**Qué harás:**
Copia sin cambios el fragmento del texto sobre la denuncia de ADOCCO que comienza en "Julio Cesar De" y termina en "De la Rosa.", ambas partes incluidas.

**Texto:**
★ ★ ★ ★ ★ ★ ★

La Alianza Dominicana Contra la Corrupción (ADOCCO) calificó como grave la denuncia de corrupción en la comercialización de los libros de texto, y dijo que un trabajo de investigación hecho al respecto por El Nacional se evidencia lo lucrativo que resulta el negocio de la educación para las empresas editoras del material de apoyo para los estudiantes de los niveles inicial, básico y media.
Julio Cesar De la Rosa Tiburcio, coordinador de la entidad, declaró que eso ocurre ante la connivencia de las autoridades del Ministerio de Educación, quienes, según dijo, años tras años abandona a los padres de familias que tienen que hacer ingentes esfuerzos para dotar a sus hijos de los libros exigidos por los colegios, llegando algunos a cambiarlos todos los años, impidiendo que hermanos puedan utilizar los libros dejados por otro hermano.
La situación es más graves cuando las editoras emplean textos con cuadernillos no reusables, que para aquellos colegios que mantienen los mismos textos no puedan ser utilizados por otros estudiantes o intercambiados por los padres, y así obtener los que usarían otros alumnos provenientes de la misma familia. Manifestó de De la Rosa.

★ ★ ★ ★ ★ ★ ★

**Datos extraídos:**
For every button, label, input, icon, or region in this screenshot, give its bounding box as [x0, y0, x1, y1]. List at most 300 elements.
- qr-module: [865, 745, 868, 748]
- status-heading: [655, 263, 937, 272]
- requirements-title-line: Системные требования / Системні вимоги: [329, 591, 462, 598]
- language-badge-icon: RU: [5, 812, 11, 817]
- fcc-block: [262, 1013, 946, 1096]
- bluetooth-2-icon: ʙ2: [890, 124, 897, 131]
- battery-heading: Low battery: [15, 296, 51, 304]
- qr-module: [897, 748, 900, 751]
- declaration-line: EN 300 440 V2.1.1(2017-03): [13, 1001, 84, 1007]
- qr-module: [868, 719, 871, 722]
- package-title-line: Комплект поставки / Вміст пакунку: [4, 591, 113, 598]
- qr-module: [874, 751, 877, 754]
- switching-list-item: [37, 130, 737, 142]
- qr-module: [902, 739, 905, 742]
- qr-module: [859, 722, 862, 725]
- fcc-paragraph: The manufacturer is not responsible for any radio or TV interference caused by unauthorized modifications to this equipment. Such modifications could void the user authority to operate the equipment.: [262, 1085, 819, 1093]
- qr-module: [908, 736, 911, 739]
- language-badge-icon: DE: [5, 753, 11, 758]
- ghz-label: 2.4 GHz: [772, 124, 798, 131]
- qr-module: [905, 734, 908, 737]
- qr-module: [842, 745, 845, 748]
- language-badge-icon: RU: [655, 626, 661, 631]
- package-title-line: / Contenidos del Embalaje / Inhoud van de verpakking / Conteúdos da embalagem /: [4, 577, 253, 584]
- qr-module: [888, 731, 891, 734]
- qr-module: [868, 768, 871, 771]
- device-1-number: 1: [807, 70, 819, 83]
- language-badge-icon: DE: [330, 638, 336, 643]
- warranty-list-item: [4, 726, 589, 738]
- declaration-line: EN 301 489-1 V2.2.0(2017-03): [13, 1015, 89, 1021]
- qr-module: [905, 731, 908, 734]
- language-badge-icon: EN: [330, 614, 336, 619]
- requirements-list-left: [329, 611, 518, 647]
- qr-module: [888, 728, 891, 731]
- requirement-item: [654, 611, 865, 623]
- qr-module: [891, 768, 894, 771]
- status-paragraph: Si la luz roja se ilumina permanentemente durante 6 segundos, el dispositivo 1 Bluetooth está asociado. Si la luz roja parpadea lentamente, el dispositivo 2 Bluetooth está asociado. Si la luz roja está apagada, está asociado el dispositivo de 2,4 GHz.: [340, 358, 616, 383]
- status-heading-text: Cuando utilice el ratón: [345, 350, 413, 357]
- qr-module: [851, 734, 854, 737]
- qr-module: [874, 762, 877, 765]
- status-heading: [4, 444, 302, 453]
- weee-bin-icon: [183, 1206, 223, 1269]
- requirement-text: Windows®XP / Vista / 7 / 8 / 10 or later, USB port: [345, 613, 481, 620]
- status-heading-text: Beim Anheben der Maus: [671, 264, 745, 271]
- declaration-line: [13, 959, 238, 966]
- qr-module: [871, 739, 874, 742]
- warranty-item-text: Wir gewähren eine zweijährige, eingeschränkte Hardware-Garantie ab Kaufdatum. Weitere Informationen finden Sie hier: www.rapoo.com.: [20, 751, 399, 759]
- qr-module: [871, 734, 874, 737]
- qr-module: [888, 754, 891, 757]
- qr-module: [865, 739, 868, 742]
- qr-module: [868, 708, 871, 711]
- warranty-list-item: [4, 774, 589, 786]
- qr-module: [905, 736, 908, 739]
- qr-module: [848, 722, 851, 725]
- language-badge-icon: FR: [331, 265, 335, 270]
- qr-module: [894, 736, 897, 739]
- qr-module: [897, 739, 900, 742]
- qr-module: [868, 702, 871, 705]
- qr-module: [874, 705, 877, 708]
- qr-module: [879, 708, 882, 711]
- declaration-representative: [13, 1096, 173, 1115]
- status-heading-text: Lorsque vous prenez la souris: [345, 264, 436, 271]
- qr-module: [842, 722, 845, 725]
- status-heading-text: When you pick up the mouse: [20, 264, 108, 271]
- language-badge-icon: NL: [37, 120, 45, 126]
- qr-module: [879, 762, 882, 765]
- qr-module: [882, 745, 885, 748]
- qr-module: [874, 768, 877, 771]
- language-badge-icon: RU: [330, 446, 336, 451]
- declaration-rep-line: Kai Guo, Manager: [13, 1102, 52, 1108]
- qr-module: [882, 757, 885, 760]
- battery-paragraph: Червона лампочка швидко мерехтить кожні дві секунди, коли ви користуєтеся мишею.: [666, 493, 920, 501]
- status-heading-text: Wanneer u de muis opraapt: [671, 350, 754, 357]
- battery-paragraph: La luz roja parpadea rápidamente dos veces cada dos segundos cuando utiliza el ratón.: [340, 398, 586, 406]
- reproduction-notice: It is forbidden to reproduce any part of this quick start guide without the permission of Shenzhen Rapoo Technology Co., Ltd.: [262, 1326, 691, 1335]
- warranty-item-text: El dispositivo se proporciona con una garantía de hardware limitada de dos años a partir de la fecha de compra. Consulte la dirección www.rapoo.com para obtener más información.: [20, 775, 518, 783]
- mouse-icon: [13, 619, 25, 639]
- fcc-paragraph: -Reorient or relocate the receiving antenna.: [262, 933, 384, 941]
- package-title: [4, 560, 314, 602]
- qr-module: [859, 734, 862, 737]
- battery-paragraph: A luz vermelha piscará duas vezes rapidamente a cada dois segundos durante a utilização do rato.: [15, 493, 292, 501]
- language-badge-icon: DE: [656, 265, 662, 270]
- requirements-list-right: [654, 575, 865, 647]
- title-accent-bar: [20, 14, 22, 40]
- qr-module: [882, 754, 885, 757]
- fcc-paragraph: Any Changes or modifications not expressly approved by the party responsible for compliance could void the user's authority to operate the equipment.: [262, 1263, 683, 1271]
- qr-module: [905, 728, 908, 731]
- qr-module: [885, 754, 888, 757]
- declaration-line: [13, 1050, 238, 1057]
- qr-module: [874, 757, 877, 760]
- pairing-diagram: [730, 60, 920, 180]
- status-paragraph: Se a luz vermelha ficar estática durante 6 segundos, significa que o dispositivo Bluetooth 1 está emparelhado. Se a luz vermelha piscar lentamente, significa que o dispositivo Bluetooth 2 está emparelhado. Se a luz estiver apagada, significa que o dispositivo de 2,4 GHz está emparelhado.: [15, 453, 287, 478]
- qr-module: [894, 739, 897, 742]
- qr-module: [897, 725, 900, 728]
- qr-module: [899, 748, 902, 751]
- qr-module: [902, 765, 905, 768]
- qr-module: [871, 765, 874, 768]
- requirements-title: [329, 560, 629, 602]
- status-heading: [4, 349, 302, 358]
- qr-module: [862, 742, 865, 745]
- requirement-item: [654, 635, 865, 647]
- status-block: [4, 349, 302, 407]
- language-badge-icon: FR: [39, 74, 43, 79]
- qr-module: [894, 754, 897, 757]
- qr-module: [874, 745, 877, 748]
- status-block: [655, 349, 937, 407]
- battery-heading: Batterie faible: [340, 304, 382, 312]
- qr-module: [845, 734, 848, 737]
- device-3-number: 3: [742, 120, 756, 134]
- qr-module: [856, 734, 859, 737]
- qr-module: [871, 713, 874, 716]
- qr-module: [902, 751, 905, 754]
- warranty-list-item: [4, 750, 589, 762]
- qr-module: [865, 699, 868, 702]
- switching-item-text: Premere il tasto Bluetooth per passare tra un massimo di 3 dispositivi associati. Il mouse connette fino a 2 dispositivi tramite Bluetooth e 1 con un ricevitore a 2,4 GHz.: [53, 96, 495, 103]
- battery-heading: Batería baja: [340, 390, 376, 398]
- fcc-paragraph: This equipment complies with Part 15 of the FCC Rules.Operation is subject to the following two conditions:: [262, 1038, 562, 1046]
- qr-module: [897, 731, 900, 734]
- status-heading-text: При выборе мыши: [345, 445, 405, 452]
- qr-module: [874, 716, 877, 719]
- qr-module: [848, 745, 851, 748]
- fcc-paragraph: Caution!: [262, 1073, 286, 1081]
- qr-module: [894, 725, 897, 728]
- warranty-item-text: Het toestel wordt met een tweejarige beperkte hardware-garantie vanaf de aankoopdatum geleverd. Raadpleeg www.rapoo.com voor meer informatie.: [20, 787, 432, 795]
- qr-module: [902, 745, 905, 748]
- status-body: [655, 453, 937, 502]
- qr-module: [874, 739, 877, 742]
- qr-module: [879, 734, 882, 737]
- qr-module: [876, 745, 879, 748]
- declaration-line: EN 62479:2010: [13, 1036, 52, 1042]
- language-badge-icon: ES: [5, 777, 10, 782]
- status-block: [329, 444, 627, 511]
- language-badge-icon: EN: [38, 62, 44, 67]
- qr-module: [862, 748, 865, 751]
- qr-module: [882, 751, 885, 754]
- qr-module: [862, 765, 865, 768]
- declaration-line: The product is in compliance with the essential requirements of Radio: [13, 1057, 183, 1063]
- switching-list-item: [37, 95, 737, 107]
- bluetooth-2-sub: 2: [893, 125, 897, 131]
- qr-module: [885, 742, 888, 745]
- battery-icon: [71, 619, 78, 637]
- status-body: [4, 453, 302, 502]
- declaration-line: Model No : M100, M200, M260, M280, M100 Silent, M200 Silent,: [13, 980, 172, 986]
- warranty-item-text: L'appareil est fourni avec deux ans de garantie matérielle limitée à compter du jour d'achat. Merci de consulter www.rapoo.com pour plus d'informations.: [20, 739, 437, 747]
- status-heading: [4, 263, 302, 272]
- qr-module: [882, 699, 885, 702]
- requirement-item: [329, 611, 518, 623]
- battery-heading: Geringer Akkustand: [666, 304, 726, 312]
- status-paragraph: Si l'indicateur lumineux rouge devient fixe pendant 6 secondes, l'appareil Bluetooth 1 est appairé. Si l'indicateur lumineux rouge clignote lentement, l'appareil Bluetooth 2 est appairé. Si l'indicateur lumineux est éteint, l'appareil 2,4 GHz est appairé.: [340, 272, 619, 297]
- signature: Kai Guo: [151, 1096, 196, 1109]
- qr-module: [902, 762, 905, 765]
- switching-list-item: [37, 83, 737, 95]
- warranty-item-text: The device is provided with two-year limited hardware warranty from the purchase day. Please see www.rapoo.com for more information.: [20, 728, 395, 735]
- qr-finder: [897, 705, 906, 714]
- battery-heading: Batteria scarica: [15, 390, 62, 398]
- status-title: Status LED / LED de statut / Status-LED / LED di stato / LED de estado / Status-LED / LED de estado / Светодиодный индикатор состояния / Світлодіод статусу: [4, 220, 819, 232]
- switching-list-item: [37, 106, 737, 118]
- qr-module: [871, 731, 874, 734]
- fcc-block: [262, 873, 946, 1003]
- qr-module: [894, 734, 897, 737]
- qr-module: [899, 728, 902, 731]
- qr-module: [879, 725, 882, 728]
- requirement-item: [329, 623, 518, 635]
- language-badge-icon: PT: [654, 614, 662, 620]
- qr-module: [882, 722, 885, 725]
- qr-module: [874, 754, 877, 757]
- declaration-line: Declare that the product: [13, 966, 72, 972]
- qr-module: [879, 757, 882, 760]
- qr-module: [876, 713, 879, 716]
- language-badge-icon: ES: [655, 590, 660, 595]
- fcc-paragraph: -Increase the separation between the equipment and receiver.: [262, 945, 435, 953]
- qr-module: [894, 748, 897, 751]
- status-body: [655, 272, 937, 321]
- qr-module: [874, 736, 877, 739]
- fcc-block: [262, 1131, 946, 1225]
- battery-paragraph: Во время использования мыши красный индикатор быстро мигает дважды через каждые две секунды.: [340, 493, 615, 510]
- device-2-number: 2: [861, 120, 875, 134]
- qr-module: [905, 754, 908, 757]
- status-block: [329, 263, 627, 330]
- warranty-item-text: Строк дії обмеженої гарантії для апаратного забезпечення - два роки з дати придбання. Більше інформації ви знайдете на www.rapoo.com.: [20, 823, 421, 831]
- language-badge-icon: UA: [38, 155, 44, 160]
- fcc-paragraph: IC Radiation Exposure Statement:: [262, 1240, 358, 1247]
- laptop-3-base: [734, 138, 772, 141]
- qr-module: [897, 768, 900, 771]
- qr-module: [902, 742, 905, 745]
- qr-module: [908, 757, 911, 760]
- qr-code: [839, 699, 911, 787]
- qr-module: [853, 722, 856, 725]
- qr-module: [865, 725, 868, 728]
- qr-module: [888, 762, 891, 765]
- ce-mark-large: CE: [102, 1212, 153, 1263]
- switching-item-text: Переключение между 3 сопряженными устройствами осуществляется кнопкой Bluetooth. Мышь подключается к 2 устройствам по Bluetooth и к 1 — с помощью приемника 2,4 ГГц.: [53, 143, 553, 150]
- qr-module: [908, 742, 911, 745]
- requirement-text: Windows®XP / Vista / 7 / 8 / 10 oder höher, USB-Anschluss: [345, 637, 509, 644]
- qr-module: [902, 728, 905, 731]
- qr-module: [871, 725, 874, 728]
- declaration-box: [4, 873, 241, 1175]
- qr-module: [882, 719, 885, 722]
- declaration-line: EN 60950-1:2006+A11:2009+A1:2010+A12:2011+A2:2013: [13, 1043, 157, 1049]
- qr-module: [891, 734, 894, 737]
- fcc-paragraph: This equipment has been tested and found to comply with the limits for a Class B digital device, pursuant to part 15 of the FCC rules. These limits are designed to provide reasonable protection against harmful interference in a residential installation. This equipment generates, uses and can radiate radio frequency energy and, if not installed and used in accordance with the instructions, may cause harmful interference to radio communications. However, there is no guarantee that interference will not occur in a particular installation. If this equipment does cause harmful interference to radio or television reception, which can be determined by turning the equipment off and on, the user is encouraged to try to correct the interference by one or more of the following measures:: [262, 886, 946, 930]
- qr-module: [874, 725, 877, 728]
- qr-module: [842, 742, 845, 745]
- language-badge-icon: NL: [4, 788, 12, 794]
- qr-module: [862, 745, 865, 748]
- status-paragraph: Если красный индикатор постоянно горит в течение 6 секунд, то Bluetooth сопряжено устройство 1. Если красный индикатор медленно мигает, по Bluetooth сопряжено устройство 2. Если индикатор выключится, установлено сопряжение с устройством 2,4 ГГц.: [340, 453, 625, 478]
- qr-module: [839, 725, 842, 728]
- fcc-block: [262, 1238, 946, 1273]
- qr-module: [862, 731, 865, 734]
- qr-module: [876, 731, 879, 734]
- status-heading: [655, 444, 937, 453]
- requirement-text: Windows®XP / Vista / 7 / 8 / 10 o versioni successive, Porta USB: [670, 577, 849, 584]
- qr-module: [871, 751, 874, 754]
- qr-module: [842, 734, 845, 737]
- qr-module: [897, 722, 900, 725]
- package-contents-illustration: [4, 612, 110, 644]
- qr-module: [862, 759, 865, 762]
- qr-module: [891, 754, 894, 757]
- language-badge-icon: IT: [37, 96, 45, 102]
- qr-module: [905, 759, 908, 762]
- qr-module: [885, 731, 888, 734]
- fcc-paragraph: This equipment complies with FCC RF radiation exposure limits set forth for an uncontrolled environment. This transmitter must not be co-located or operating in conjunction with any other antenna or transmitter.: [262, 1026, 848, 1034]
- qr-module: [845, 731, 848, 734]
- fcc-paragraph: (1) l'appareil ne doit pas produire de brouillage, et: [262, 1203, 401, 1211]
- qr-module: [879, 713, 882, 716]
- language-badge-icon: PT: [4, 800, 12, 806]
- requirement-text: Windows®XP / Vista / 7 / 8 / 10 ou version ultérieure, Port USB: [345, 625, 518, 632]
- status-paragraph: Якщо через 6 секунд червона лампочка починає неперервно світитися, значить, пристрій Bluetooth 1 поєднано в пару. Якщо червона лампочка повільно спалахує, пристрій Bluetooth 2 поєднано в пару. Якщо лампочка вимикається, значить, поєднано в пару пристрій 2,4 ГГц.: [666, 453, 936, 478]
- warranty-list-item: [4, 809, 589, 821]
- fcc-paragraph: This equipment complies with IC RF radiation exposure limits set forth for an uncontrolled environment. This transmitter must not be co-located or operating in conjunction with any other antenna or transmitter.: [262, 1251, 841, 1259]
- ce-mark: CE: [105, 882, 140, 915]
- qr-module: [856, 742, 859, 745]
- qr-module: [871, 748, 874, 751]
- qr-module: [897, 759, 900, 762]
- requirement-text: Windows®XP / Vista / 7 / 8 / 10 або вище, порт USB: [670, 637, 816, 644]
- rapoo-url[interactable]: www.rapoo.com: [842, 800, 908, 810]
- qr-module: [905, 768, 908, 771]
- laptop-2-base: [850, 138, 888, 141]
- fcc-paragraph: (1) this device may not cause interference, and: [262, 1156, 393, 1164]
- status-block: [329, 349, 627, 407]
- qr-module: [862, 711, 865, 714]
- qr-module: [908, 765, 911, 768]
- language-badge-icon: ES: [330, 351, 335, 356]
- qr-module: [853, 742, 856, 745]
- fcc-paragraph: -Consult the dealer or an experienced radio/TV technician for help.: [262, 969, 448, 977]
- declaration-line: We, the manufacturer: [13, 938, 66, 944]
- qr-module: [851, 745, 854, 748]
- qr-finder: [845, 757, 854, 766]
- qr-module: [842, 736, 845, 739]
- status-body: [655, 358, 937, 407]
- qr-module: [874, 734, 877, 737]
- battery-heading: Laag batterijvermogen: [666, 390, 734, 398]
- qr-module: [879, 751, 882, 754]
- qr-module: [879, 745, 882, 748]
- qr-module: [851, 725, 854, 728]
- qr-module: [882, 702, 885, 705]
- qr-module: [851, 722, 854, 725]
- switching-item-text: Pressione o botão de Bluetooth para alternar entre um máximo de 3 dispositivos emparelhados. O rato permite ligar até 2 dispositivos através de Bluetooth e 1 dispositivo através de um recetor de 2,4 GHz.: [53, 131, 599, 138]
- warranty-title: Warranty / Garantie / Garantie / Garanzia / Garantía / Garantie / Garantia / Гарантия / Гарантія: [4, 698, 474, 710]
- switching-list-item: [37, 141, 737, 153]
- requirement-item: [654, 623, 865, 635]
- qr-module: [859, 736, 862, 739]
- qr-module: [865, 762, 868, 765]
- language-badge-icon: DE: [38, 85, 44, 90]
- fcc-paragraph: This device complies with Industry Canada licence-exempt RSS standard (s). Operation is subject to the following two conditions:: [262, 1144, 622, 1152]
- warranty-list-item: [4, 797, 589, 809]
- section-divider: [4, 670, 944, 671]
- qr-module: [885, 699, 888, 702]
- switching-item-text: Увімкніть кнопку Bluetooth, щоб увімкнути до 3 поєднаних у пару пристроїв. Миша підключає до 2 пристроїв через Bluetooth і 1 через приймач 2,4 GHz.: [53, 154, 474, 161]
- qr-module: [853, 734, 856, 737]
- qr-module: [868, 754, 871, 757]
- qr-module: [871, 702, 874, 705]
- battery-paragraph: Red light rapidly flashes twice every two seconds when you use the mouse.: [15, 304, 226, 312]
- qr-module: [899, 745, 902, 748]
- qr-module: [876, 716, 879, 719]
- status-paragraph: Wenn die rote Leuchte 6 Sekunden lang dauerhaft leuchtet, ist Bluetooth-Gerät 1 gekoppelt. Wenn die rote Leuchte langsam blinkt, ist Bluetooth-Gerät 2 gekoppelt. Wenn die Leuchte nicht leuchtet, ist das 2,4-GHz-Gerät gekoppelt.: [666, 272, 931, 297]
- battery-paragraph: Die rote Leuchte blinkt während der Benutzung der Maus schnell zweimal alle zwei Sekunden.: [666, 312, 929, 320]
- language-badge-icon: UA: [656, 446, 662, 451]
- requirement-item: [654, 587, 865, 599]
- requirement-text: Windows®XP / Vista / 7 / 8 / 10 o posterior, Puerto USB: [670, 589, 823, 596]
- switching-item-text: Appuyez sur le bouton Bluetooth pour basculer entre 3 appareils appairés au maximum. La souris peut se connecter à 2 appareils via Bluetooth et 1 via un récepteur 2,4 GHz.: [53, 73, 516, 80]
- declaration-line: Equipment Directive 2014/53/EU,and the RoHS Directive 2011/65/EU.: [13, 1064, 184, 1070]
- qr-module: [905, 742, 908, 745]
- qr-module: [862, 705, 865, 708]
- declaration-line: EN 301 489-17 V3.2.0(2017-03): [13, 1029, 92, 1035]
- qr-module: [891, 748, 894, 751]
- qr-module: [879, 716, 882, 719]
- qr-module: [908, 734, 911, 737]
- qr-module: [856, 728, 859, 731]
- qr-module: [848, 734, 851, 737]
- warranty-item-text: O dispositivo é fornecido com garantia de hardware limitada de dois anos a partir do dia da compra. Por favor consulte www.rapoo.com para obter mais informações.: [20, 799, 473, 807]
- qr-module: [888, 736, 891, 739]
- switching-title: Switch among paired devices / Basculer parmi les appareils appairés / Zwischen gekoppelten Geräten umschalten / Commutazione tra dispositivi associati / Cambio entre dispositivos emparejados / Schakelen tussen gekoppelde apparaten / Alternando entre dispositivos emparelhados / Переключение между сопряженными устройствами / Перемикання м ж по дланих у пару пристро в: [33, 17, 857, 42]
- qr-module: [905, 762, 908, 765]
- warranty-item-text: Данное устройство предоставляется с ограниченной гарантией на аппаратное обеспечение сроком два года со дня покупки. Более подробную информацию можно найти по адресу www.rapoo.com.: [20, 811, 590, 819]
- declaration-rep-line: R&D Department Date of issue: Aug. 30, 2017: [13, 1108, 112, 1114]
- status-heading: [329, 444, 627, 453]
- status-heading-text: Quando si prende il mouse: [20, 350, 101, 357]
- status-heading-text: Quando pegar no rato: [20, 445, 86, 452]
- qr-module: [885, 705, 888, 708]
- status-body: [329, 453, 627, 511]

★ ★ ★ ★ ★ ★ ★

**Respuesta:**
Julio Cesar De la Rosa Tiburcio, coordinador de la entidad, declaró que eso ocurre ante la connivencia de las autoridades del Ministerio de Educación, quienes, según dijo, años tras años abandona a los padres de familias que tienen que hacer ingentes esfuerzos para dotar a sus hijos de los libros exigidos por los colegios, llegando algunos a cambiarlos todos los años, impidiendo que hermanos puedan utilizar los libros dejados por otro hermano.
La situación es más graves cuando las editoras emplean textos con cuadernillos no reusables, que para aquellos colegios que mantienen los mismos textos no puedan ser utilizados por otros estudiantes o intercambiados por los padres, y así obtener los que usarían otros alumnos provenientes de la misma familia. Manifestó de De la Rosa.